Items from a data source

* * * * * * * * *

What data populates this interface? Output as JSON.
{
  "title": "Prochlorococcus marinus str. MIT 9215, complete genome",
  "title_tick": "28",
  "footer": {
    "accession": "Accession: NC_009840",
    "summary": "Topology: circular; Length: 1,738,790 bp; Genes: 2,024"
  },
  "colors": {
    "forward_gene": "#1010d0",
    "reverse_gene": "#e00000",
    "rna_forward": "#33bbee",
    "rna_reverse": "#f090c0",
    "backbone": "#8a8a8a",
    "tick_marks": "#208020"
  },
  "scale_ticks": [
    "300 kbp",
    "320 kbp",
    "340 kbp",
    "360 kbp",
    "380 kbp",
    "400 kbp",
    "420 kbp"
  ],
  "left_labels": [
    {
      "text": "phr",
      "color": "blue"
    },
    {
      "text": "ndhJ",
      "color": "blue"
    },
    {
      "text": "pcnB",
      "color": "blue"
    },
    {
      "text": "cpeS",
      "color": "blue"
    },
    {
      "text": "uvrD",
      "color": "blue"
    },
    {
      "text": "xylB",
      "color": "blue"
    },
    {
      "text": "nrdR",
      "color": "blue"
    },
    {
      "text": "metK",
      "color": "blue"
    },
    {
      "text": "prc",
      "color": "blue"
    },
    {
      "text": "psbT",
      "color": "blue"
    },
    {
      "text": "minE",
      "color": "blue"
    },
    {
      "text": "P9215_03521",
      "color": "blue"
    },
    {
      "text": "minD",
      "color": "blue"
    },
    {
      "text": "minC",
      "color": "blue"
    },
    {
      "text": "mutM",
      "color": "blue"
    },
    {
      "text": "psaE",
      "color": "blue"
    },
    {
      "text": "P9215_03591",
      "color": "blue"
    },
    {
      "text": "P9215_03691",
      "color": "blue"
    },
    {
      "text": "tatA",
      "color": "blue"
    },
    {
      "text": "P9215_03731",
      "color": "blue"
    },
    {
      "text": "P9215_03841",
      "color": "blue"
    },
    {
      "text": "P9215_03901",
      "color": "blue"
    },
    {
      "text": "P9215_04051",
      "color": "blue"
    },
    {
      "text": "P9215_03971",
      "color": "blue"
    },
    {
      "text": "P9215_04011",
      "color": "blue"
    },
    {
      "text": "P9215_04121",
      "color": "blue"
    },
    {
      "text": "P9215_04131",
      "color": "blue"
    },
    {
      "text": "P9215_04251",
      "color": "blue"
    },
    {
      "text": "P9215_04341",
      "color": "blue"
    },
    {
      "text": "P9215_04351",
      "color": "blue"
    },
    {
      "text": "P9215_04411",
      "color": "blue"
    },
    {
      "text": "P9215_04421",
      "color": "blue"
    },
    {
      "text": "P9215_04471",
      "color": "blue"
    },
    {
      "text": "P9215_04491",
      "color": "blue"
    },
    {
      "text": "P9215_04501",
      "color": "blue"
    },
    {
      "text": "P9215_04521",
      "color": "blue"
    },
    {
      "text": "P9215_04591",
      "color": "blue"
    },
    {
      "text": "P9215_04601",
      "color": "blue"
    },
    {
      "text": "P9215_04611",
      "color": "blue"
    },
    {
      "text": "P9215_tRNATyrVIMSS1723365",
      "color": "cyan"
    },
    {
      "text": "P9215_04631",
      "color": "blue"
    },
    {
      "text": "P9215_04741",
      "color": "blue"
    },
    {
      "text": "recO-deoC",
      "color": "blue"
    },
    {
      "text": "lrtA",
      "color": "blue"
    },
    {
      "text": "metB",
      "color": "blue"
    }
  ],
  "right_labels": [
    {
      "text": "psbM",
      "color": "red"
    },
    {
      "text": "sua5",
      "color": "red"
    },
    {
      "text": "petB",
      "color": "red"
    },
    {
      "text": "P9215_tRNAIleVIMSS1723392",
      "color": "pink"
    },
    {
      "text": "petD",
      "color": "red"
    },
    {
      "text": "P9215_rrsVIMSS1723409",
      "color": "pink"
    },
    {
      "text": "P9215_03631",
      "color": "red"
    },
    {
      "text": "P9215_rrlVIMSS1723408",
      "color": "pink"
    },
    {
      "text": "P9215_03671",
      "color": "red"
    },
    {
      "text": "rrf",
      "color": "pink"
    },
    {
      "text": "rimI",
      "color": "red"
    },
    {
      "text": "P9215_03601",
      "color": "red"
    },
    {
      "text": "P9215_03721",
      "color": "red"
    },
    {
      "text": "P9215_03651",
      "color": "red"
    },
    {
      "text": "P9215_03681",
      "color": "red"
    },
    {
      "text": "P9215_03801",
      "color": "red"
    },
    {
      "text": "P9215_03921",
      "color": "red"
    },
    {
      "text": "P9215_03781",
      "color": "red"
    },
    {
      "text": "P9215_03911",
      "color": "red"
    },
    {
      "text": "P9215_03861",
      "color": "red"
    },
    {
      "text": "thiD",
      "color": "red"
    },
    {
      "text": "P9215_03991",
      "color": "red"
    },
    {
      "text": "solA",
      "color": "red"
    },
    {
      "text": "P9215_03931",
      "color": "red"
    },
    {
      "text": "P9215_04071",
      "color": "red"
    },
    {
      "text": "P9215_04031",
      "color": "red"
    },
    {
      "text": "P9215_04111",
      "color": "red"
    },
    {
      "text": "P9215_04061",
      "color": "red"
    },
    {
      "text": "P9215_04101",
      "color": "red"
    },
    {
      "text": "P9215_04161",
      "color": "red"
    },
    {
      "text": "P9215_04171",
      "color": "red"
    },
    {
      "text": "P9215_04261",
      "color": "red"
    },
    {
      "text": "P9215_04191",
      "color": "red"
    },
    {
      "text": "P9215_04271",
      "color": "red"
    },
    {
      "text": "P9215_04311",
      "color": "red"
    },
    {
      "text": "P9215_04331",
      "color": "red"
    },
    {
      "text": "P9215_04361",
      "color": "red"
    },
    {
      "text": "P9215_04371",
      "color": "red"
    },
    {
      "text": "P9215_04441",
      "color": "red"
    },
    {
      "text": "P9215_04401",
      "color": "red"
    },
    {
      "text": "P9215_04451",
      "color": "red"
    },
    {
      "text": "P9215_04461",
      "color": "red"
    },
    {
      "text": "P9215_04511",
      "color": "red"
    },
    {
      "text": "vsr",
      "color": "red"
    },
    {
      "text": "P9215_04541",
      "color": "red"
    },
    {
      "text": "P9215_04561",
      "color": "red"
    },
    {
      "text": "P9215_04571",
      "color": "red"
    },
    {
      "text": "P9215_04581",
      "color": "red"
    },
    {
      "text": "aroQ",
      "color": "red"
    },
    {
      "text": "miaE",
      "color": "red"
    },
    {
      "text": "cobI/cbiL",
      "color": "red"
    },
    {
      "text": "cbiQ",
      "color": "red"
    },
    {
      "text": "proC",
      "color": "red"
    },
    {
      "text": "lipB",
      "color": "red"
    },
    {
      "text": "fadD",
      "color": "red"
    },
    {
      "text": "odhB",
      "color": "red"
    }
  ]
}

* * * * * * * * *

Task details: Print all of the entries again, exactly as written.

Answer to the problem:
What data populates this interface? Output as JSON.
{
  "title": "Prochlorococcus marinus str. MIT 9215, complete genome",
  "title_tick": "28",
  "footer": {
    "accession": "Accession: NC_009840",
    "summary": "Topology: circular; Length: 1,738,790 bp; Genes: 2,024"
  },
  "colors": {
    "forward_gene": "#1010d0",
    "reverse_gene": "#e00000",
    "rna_forward": "#33bbee",
    "rna_reverse": "#f090c0",
    "backbone": "#8a8a8a",
    "tick_marks": "#208020"
  },
  "scale_ticks": [
    "300 kbp",
    "320 kbp",
    "340 kbp",
    "360 kbp",
    "380 kbp",
    "400 kbp",
    "420 kbp"
  ],
  "left_labels": [
    {
      "text": "phr",
      "color": "blue"
    },
    {
      "text": "ndhJ",
      "color": "blue"
    },
    {
      "text": "pcnB",
      "color": "blue"
    },
    {
      "text": "cpeS",
      "color": "blue"
    },
    {
      "text": "uvrD",
      "color": "blue"
    },
    {
      "text": "xylB",
      "color": "blue"
    },
    {
      "text": "nrdR",
      "color": "blue"
    },
    {
      "text": "metK",
      "color": "blue"
    },
    {
      "text": "prc",
      "color": "blue"
    },
    {
      "text": "psbT",
      "color": "blue"
    },
    {
      "text": "minE",
      "color": "blue"
    },
    {
      "text": "P9215_03521",
      "color": "blue"
    },
    {
      "text": "minD",
      "color": "blue"
    },
    {
      "text": "minC",
      "color": "blue"
    },
    {
      "text": "mutM",
      "color": "blue"
    },
    {
      "text": "psaE",
      "color": "blue"
    },
    {
      "text": "P9215_03591",
      "color": "blue"
    },
    {
      "text": "P9215_03691",
      "color": "blue"
    },
    {
      "text": "tatA",
      "color": "blue"
    },
    {
      "text": "P9215_03731",
      "color": "blue"
    },
    {
      "text": "P9215_03841",
      "color": "blue"
    },
    {
      "text": "P9215_03901",
      "color": "blue"
    },
    {
      "text": "P9215_04051",
      "color": "blue"
    },
    {
      "text": "P9215_03971",
      "color": "blue"
    },
    {
      "text": "P9215_04011",
      "color": "blue"
    },
    {
      "text": "P9215_04121",
      "color": "blue"
    },
    {
      "text": "P9215_04131",
      "color": "blue"
    },
    {
      "text": "P9215_04251",
      "color": "blue"
    },
    {
      "text": "P9215_04341",
      "color": "blue"
    },
    {
      "text": "P9215_04351",
      "color": "blue"
    },
    {
      "text": "P9215_04411",
      "color": "blue"
    },
    {
      "text": "P9215_04421",
      "color": "blue"
    },
    {
      "text": "P9215_04471",
      "color": "blue"
    },
    {
      "text": "P9215_04491",
      "color": "blue"
    },
    {
      "text": "P9215_04501",
      "color": "blue"
    },
    {
      "text": "P9215_04521",
      "color": "blue"
    },
    {
      "text": "P9215_04591",
      "color": "blue"
    },
    {
      "text": "P9215_04601",
      "color": "blue"
    },
    {
      "text": "P9215_04611",
      "color": "blue"
    },
    {
      "text": "P9215_tRNATyrVIMSS1723365",
      "color": "cyan"
    },
    {
      "text": "P9215_04631",
      "color": "blue"
    },
    {
      "text": "P9215_04741",
      "color": "blue"
    },
    {
      "text": "recO-deoC",
      "color": "blue"
    },
    {
      "text": "lrtA",
      "color": "blue"
    },
    {
      "text": "metB",
      "color": "blue"
    }
  ],
  "right_labels": [
    {
      "text": "psbM",
      "color": "red"
    },
    {
      "text": "sua5",
      "color": "red"
    },
    {
      "text": "petB",
      "color": "red"
    },
    {
      "text": "P9215_tRNAIleVIMSS1723392",
      "color": "pink"
    },
    {
      "text": "petD",
      "color": "red"
    },
    {
      "text": "P9215_rrsVIMSS1723409",
      "color": "pink"
    },
    {
      "text": "P9215_03631",
      "color": "red"
    },
    {
      "text": "P9215_rrlVIMSS1723408",
      "color": "pink"
    },
    {
      "text": "P9215_03671",
      "color": "red"
    },
    {
      "text": "rrf",
      "color": "pink"
    },
    {
      "text": "rimI",
      "color": "red"
    },
    {
      "text": "P9215_03601",
      "color": "red"
    },
    {
      "text": "P9215_03721",
      "color": "red"
    },
    {
      "text": "P9215_03651",
      "color": "red"
    },
    {
      "text": "P9215_03681",
      "color": "red"
    },
    {
      "text": "P9215_03801",
      "color": "red"
    },
    {
      "text": "P9215_03921",
      "color": "red"
    },
    {
      "text": "P9215_03781",
      "color": "red"
    },
    {
      "text": "P9215_03911",
      "color": "red"
    },
    {
      "text": "P9215_03861",
      "color": "red"
    },
    {
      "text": "thiD",
      "color": "red"
    },
    {
      "text": "P9215_03991",
      "color": "red"
    },
    {
      "text": "solA",
      "color": "red"
    },
    {
      "text": "P9215_03931",
      "color": "red"
    },
    {
      "text": "P9215_04071",
      "color": "red"
    },
    {
      "text": "P9215_04031",
      "color": "red"
    },
    {
      "text": "P9215_04111",
      "color": "red"
    },
    {
      "text": "P9215_04061",
      "color": "red"
    },
    {
      "text": "P9215_04101",
      "color": "red"
    },
    {
      "text": "P9215_04161",
      "color": "red"
    },
    {
      "text": "P9215_04171",
      "color": "red"
    },
    {
      "text": "P9215_04261",
      "color": "red"
    },
    {
      "text": "P9215_04191",
      "color": "red"
    },
    {
      "text": "P9215_04271",
      "color": "red"
    },
    {
      "text": "P9215_04311",
      "color": "red"
    },
    {
      "text": "P9215_04331",
      "color": "red"
    },
    {
      "text": "P9215_04361",
      "color": "red"
    },
    {
      "text": "P9215_04371",
      "color": "red"
    },
    {
      "text": "P9215_04441",
      "color": "red"
    },
    {
      "text": "P9215_04401",
      "color": "red"
    },
    {
      "text": "P9215_04451",
      "color": "red"
    },
    {
      "text": "P9215_04461",
      "color": "red"
    },
    {
      "text": "P9215_04511",
      "color": "red"
    },
    {
      "text": "vsr",
      "color": "red"
    },
    {
      "text": "P9215_04541",
      "color": "red"
    },
    {
      "text": "P9215_04561",
      "color": "red"
    },
    {
      "text": "P9215_04571",
      "color": "red"
    },
    {
      "text": "P9215_04581",
      "color": "red"
    },
    {
      "text": "aroQ",
      "color": "red"
    },
    {
      "text": "miaE",
      "color": "red"
    },
    {
      "text": "cobI/cbiL",
      "color": "red"
    },
    {
      "text": "cbiQ",
      "color": "red"
    },
    {
      "text": "proC",
      "color": "red"
    },
    {
      "text": "lipB",
      "color": "red"
    },
    {
      "text": "fadD",
      "color": "red"
    },
    {
      "text": "odhB",
      "color": "red"
    }
  ]
}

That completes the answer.